---------- DATASET ROWS ----------

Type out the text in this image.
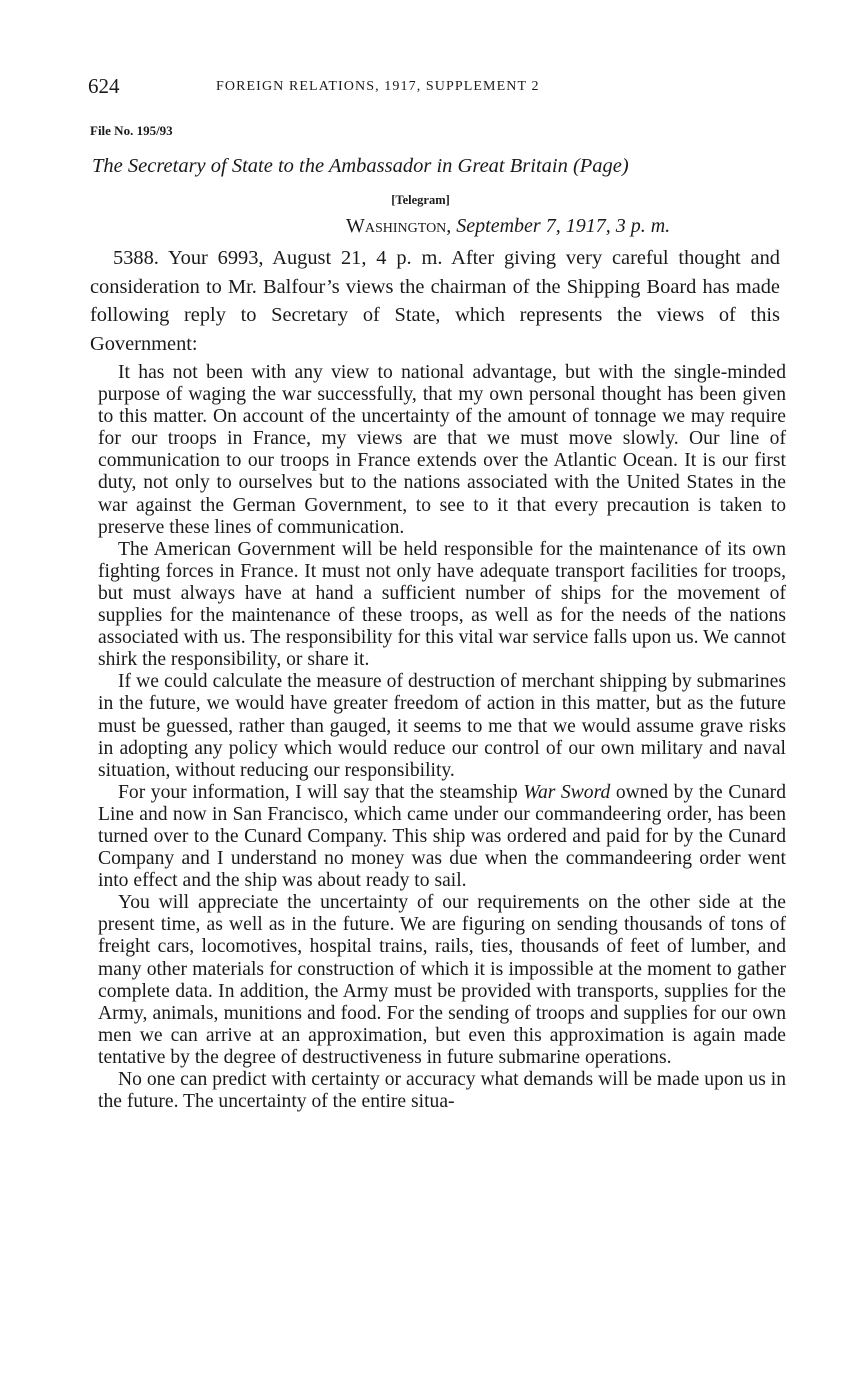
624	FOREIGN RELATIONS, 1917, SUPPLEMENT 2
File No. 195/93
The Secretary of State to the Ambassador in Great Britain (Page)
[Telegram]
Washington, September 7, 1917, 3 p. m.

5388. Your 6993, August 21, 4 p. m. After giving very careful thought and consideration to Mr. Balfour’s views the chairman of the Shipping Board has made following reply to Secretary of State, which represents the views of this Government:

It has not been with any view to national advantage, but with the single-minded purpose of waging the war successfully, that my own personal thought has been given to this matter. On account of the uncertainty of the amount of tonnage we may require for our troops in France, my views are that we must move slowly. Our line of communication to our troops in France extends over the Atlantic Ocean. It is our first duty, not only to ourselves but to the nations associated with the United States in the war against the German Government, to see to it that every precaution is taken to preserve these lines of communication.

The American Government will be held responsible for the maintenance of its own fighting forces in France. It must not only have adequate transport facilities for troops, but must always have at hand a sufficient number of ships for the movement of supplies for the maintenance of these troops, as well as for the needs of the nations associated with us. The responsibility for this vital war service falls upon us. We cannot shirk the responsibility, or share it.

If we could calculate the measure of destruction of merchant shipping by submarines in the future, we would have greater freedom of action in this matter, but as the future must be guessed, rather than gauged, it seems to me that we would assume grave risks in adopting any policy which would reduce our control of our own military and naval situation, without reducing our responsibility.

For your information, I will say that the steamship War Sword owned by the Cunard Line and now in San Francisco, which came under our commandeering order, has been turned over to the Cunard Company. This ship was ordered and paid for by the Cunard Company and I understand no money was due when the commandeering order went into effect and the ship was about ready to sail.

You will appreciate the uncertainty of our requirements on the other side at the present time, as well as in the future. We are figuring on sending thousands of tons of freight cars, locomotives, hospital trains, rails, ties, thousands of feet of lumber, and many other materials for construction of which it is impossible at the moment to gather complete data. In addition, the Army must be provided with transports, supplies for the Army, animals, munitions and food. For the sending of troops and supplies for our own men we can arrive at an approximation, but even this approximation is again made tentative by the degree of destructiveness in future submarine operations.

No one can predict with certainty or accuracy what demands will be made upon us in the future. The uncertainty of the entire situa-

----------
---------- DATASET ROWS ----------

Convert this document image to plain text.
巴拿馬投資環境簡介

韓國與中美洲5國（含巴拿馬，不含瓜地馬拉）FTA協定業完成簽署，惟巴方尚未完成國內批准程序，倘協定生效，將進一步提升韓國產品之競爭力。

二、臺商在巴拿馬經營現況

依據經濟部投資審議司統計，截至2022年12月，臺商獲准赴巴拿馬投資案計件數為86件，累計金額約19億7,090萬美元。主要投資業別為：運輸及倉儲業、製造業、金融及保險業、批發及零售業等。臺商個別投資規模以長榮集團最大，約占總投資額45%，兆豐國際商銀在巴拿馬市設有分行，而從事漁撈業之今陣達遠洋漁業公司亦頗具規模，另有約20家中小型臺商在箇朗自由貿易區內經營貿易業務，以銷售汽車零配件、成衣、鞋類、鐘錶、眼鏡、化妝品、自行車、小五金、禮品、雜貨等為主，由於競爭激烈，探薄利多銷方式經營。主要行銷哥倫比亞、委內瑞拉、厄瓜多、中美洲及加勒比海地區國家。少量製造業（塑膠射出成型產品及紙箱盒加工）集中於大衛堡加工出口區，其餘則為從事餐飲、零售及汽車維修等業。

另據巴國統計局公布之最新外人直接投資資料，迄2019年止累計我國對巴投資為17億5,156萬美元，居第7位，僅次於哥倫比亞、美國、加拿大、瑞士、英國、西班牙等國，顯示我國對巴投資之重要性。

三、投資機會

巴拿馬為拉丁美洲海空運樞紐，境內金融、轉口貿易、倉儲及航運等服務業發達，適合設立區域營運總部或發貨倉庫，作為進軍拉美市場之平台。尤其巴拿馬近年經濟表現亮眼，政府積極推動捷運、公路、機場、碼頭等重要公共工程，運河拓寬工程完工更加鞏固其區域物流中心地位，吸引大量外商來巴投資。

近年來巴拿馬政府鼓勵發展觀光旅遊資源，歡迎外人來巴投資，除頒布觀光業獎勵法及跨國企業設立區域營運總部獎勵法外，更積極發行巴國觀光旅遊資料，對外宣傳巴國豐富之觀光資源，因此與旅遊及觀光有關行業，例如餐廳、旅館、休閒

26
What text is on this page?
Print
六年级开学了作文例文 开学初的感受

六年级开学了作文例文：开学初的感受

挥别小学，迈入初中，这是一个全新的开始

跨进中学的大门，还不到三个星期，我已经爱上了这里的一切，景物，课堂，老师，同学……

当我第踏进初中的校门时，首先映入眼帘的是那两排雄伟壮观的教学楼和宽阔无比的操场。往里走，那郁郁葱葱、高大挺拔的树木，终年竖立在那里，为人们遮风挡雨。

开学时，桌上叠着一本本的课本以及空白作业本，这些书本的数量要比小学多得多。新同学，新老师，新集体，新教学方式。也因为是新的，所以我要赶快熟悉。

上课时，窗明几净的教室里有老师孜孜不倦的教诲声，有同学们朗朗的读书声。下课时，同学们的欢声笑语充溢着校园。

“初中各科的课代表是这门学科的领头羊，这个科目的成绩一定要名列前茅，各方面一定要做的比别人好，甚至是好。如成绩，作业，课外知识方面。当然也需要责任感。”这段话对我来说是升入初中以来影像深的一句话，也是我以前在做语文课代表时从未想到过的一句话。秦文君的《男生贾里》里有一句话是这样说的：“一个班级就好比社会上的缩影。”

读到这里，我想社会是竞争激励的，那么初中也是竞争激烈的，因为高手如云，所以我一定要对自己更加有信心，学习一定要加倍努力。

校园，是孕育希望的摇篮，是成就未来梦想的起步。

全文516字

----------

• **REQUIRED WORK**:
What is the number of lines above that hold the string "Secretary"? Answer with that number alone.

• **FULL RESPONSE**:
2